>> BEGIN

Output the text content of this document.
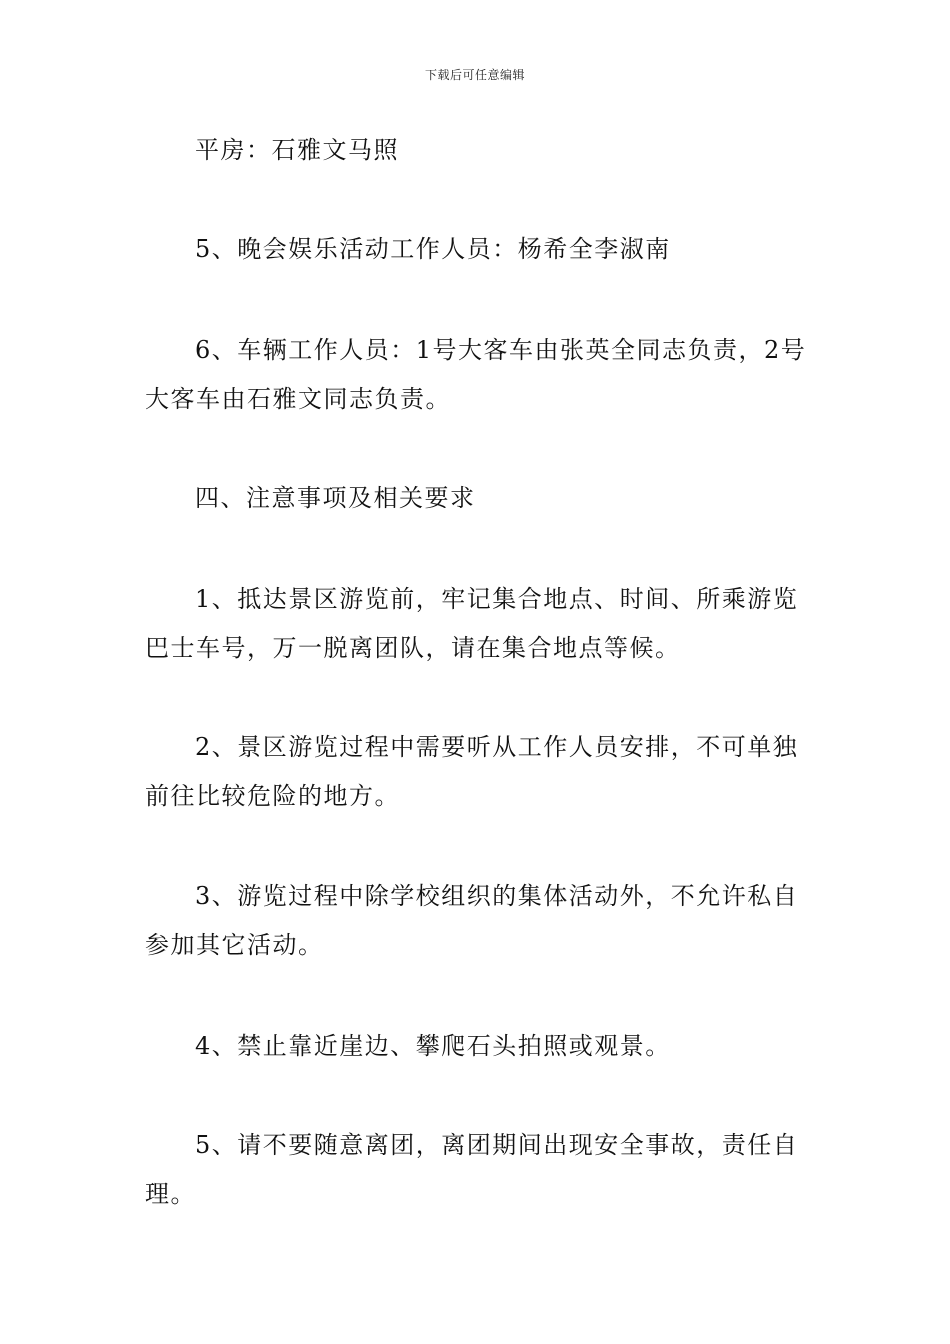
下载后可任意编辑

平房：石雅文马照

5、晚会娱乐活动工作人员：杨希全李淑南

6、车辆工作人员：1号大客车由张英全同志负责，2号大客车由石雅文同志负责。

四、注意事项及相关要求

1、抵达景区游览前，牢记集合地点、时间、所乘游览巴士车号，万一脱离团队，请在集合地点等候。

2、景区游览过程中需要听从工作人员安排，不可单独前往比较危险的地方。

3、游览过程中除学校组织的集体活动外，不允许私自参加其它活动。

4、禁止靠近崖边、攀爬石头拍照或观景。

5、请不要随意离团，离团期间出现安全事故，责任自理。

>> END
>> BEGIN

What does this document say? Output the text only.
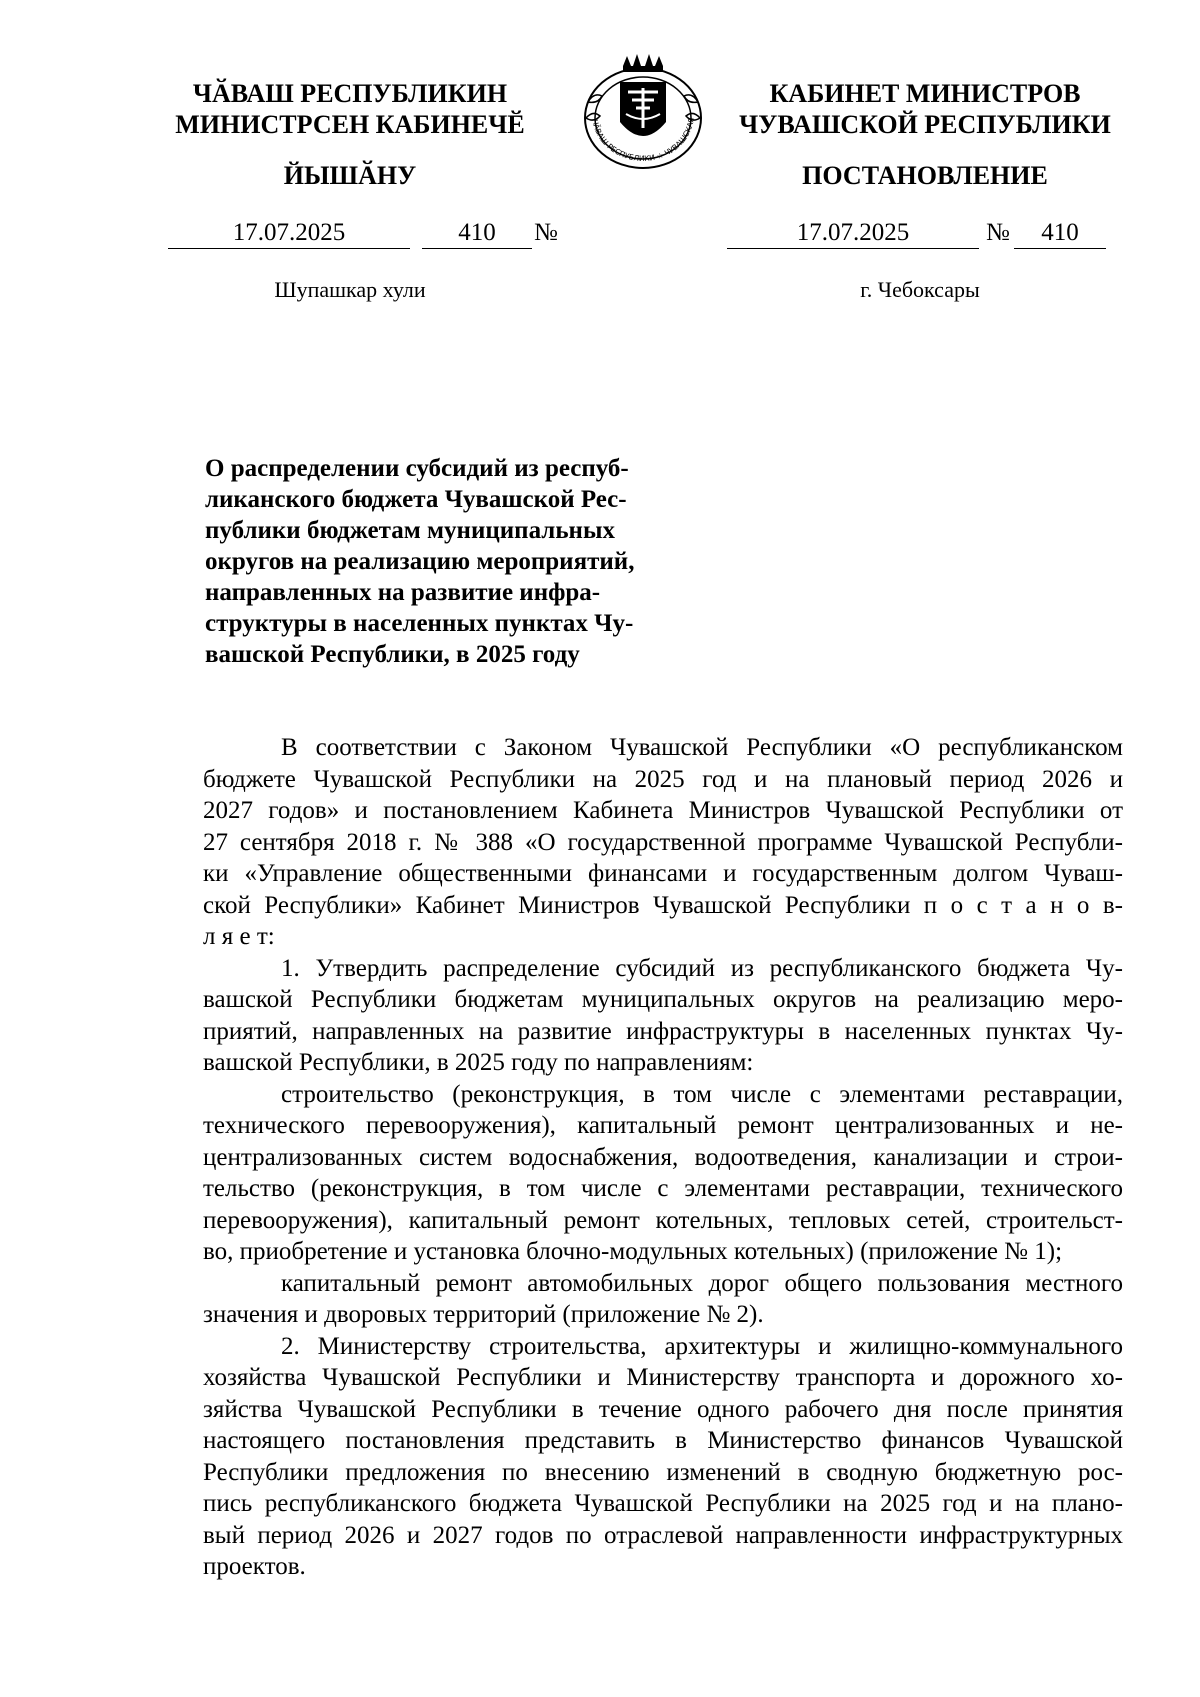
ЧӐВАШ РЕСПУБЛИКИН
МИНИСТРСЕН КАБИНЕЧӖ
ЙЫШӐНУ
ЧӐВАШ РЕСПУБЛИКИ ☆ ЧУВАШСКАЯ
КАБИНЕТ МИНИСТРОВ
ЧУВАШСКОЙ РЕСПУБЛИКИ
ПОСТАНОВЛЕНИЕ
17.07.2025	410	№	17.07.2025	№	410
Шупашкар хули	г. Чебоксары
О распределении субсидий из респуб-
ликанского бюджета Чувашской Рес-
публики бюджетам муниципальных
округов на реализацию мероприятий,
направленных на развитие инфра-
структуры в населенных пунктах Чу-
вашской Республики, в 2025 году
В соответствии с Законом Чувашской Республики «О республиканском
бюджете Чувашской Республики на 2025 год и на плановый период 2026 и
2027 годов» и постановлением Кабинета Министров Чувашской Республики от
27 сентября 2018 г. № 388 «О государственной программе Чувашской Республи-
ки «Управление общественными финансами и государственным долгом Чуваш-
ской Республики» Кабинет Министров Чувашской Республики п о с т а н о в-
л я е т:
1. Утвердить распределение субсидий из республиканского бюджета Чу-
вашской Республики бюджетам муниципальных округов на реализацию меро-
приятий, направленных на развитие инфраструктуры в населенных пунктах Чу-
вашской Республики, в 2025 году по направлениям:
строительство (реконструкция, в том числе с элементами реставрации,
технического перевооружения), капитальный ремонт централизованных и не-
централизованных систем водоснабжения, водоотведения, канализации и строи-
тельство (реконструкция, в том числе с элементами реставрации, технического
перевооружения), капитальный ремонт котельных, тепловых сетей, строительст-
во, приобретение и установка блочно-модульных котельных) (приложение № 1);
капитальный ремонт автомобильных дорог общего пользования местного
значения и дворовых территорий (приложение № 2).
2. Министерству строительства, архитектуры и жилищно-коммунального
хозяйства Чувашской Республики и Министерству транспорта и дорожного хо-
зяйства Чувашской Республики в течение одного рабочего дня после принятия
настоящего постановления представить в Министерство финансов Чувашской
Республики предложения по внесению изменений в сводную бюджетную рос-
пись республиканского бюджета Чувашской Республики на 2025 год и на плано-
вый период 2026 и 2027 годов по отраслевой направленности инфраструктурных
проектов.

>> END

:: INSTRUCTIONS FOR THE TASK ::
Report all lines of the material that contain the word "направленных".

:: TASK RESPONSE ::
направленных на развитие инфра-
приятий, направленных на развитие инфраструктуры в населенных пунктах Чу-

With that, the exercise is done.